Brief:
Repeat all the material exactly; pictures stay out of your copy.

### Supplied records

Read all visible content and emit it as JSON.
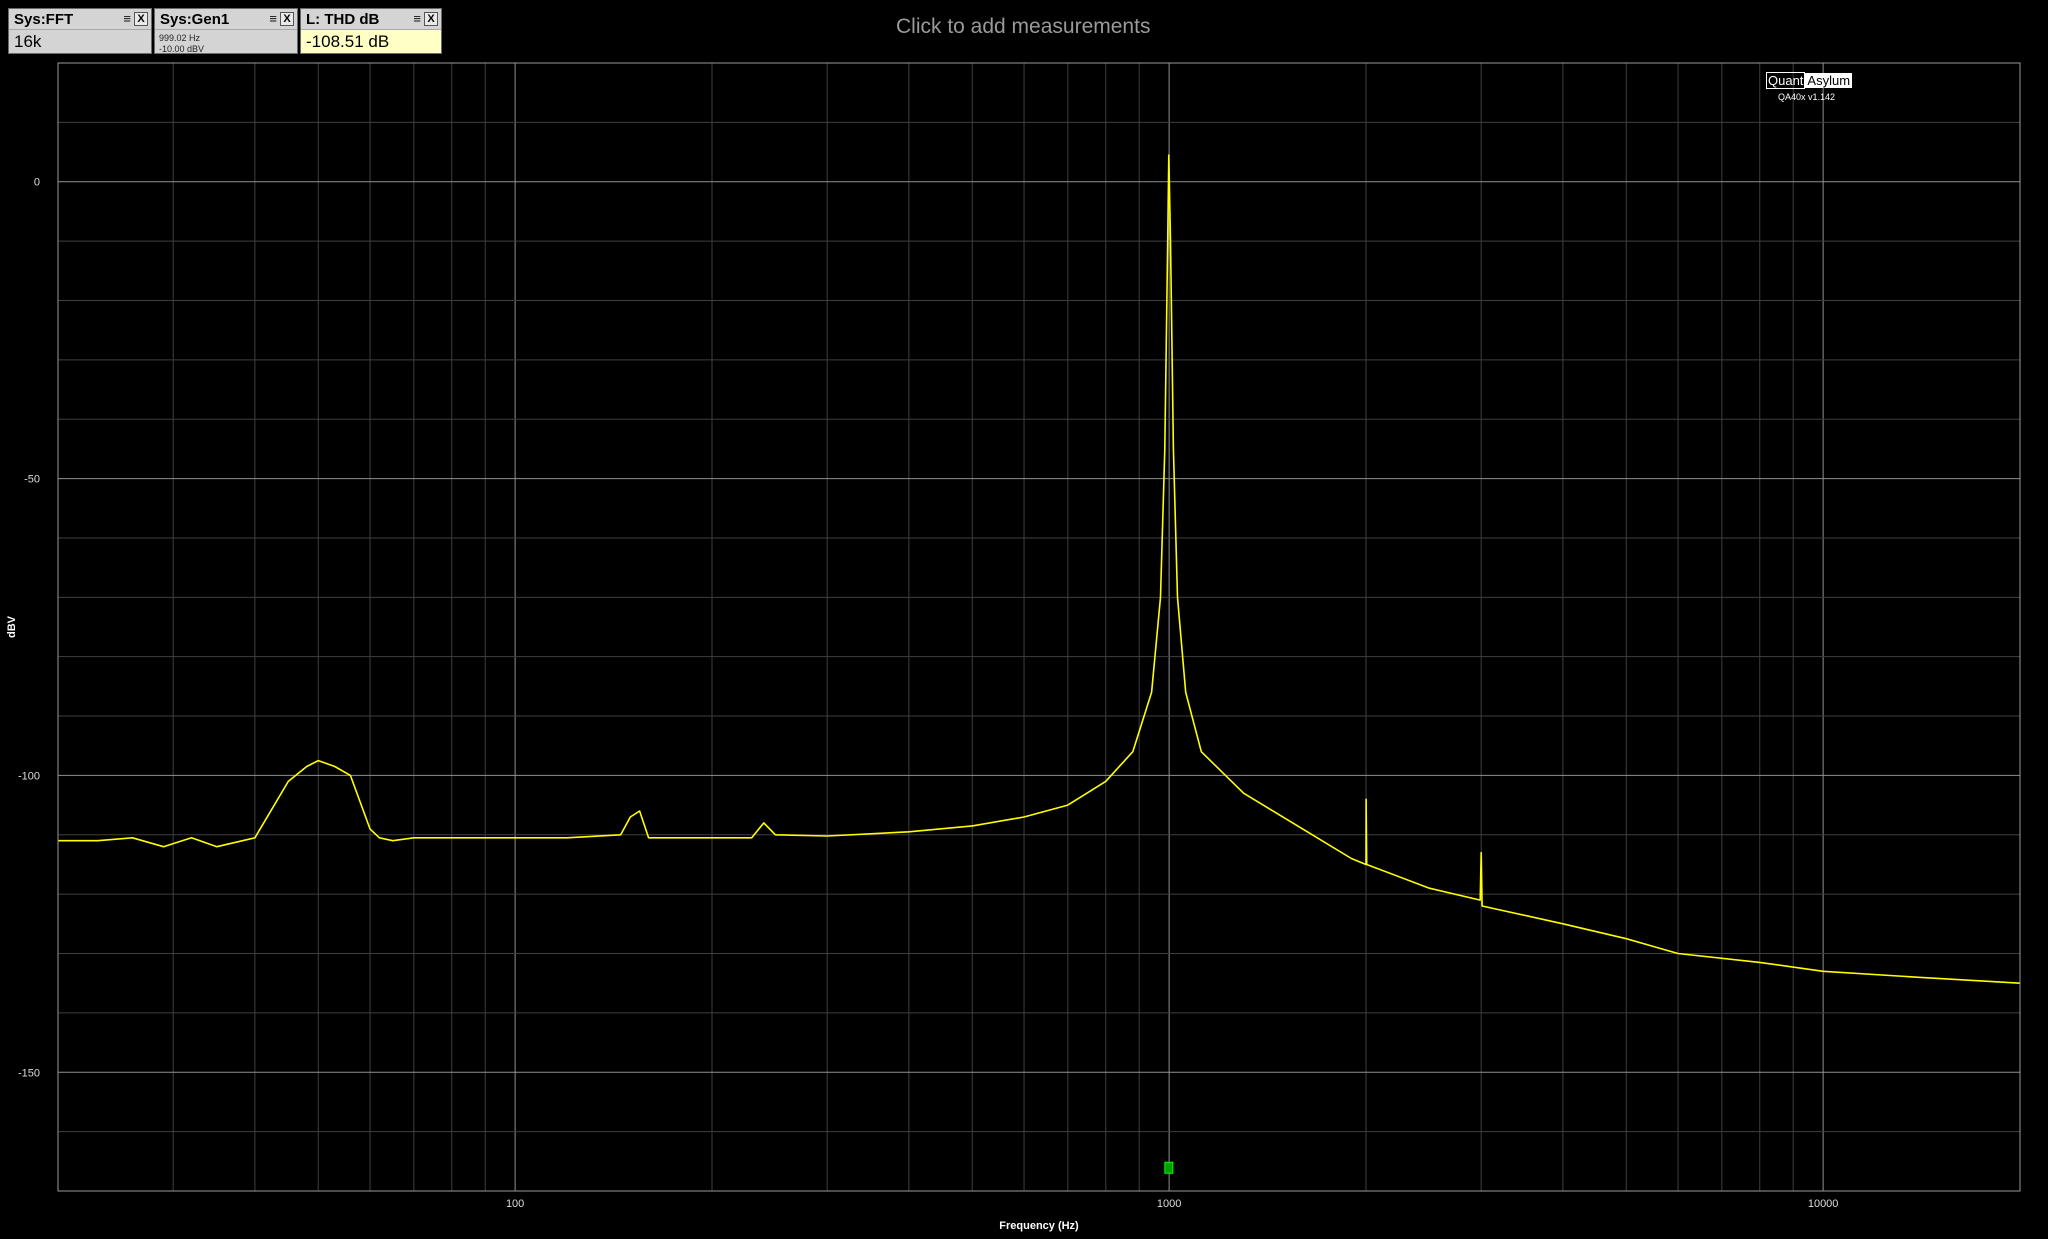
{
  "widgets": [
    {
      "title": "Sys:FFT",
      "value": "16k",
      "lines": [],
      "menu_icon": "hamburger-icon",
      "close_label": "X"
    },
    {
      "title": "Sys:Gen1",
      "value": "",
      "lines": [
        "999.02 Hz",
        "-10.00 dBV"
      ],
      "menu_icon": "hamburger-icon",
      "close_label": "X"
    },
    {
      "title": "L: THD dB",
      "value": "-108.51 dB",
      "lines": [],
      "menu_icon": "hamburger-icon",
      "close_label": "X"
    }
  ],
  "add_measurements": "Click to add measurements",
  "logo": {
    "part1": "Quant",
    "part2": "Asylum",
    "version": "QA40x v1.142"
  },
  "colors": {
    "trace": "#ffff00",
    "grid": "#3f3f3f",
    "grid_major": "#909090",
    "marker": "#00a000",
    "background": "#000000"
  },
  "chart_data": {
    "type": "line",
    "title": "",
    "xlabel": "Frequency (Hz)",
    "ylabel": "dBV",
    "x_scale": "log",
    "xlim": [
      20,
      20000
    ],
    "ylim": [
      -170,
      20
    ],
    "x_ticks": [
      100,
      1000,
      10000
    ],
    "x_tick_labels": [
      "100",
      "1000",
      "10000"
    ],
    "y_ticks": [
      0,
      -50,
      -100,
      -150
    ],
    "y_tick_labels": [
      "0",
      "-50",
      "-100",
      "-150"
    ],
    "grid": true,
    "series": [
      {
        "color": "#ffff00",
        "points": [
          [
            20,
            -111
          ],
          [
            23,
            -111
          ],
          [
            26,
            -110.5
          ],
          [
            29,
            -112
          ],
          [
            32,
            -110.5
          ],
          [
            35,
            -112
          ],
          [
            40,
            -110.5
          ],
          [
            45,
            -101
          ],
          [
            48,
            -98.5
          ],
          [
            50,
            -97.5
          ],
          [
            53,
            -98.5
          ],
          [
            56,
            -100
          ],
          [
            60,
            -109
          ],
          [
            62,
            -110.5
          ],
          [
            65,
            -111
          ],
          [
            70,
            -110.5
          ],
          [
            80,
            -110.5
          ],
          [
            90,
            -110.5
          ],
          [
            100,
            -110.5
          ],
          [
            120,
            -110.5
          ],
          [
            145,
            -110
          ],
          [
            150,
            -107
          ],
          [
            155,
            -106
          ],
          [
            160,
            -110.5
          ],
          [
            200,
            -110.5
          ],
          [
            230,
            -110.5
          ],
          [
            240,
            -108
          ],
          [
            250,
            -110
          ],
          [
            300,
            -110.2
          ],
          [
            400,
            -109.5
          ],
          [
            500,
            -108.5
          ],
          [
            600,
            -107
          ],
          [
            700,
            -105
          ],
          [
            800,
            -101
          ],
          [
            880,
            -96
          ],
          [
            940,
            -86
          ],
          [
            970,
            -70
          ],
          [
            985,
            -45
          ],
          [
            995,
            -10
          ],
          [
            999.02,
            4.5
          ],
          [
            1005,
            -10
          ],
          [
            1015,
            -45
          ],
          [
            1030,
            -70
          ],
          [
            1060,
            -86
          ],
          [
            1120,
            -96
          ],
          [
            1300,
            -103
          ],
          [
            1600,
            -109
          ],
          [
            1900,
            -114
          ],
          [
            2000,
            -115
          ],
          [
            2001,
            -104
          ],
          [
            2005,
            -115
          ],
          [
            2500,
            -119
          ],
          [
            2990,
            -121
          ],
          [
            3000,
            -113
          ],
          [
            3010,
            -122
          ],
          [
            4000,
            -125
          ],
          [
            5000,
            -127.5
          ],
          [
            6000,
            -130
          ],
          [
            8000,
            -131.5
          ],
          [
            10000,
            -133
          ],
          [
            14000,
            -134
          ],
          [
            20000,
            -135
          ]
        ]
      }
    ],
    "marker": {
      "x": 999.02,
      "y": -166
    }
  }
}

######

Result for this task:
Read all visible content and emit it as JSON.
{
  "widgets": [
    {
      "title": "Sys:FFT",
      "value": "16k",
      "lines": [],
      "menu_icon": "hamburger-icon",
      "close_label": "X"
    },
    {
      "title": "Sys:Gen1",
      "value": "",
      "lines": [
        "999.02 Hz",
        "-10.00 dBV"
      ],
      "menu_icon": "hamburger-icon",
      "close_label": "X"
    },
    {
      "title": "L: THD dB",
      "value": "-108.51 dB",
      "lines": [],
      "menu_icon": "hamburger-icon",
      "close_label": "X"
    }
  ],
  "add_measurements": "Click to add measurements",
  "logo": {
    "part1": "Quant",
    "part2": "Asylum",
    "version": "QA40x v1.142"
  },
  "colors": {
    "trace": "#ffff00",
    "grid": "#3f3f3f",
    "grid_major": "#909090",
    "marker": "#00a000",
    "background": "#000000"
  },
  "chart_data": {
    "type": "line",
    "title": "",
    "xlabel": "Frequency (Hz)",
    "ylabel": "dBV",
    "x_scale": "log",
    "xlim": [
      20,
      20000
    ],
    "ylim": [
      -170,
      20
    ],
    "x_ticks": [
      100,
      1000,
      10000
    ],
    "x_tick_labels": [
      "100",
      "1000",
      "10000"
    ],
    "y_ticks": [
      0,
      -50,
      -100,
      -150
    ],
    "y_tick_labels": [
      "0",
      "-50",
      "-100",
      "-150"
    ],
    "grid": true,
    "series": [
      {
        "color": "#ffff00",
        "points": [
          [
            20,
            -111
          ],
          [
            23,
            -111
          ],
          [
            26,
            -110.5
          ],
          [
            29,
            -112
          ],
          [
            32,
            -110.5
          ],
          [
            35,
            -112
          ],
          [
            40,
            -110.5
          ],
          [
            45,
            -101
          ],
          [
            48,
            -98.5
          ],
          [
            50,
            -97.5
          ],
          [
            53,
            -98.5
          ],
          [
            56,
            -100
          ],
          [
            60,
            -109
          ],
          [
            62,
            -110.5
          ],
          [
            65,
            -111
          ],
          [
            70,
            -110.5
          ],
          [
            80,
            -110.5
          ],
          [
            90,
            -110.5
          ],
          [
            100,
            -110.5
          ],
          [
            120,
            -110.5
          ],
          [
            145,
            -110
          ],
          [
            150,
            -107
          ],
          [
            155,
            -106
          ],
          [
            160,
            -110.5
          ],
          [
            200,
            -110.5
          ],
          [
            230,
            -110.5
          ],
          [
            240,
            -108
          ],
          [
            250,
            -110
          ],
          [
            300,
            -110.2
          ],
          [
            400,
            -109.5
          ],
          [
            500,
            -108.5
          ],
          [
            600,
            -107
          ],
          [
            700,
            -105
          ],
          [
            800,
            -101
          ],
          [
            880,
            -96
          ],
          [
            940,
            -86
          ],
          [
            970,
            -70
          ],
          [
            985,
            -45
          ],
          [
            995,
            -10
          ],
          [
            999.02,
            4.5
          ],
          [
            1005,
            -10
          ],
          [
            1015,
            -45
          ],
          [
            1030,
            -70
          ],
          [
            1060,
            -86
          ],
          [
            1120,
            -96
          ],
          [
            1300,
            -103
          ],
          [
            1600,
            -109
          ],
          [
            1900,
            -114
          ],
          [
            2000,
            -115
          ],
          [
            2001,
            -104
          ],
          [
            2005,
            -115
          ],
          [
            2500,
            -119
          ],
          [
            2990,
            -121
          ],
          [
            3000,
            -113
          ],
          [
            3010,
            -122
          ],
          [
            4000,
            -125
          ],
          [
            5000,
            -127.5
          ],
          [
            6000,
            -130
          ],
          [
            8000,
            -131.5
          ],
          [
            10000,
            -133
          ],
          [
            14000,
            -134
          ],
          [
            20000,
            -135
          ]
        ]
      }
    ],
    "marker": {
      "x": 999.02,
      "y": -166
    }
  }
}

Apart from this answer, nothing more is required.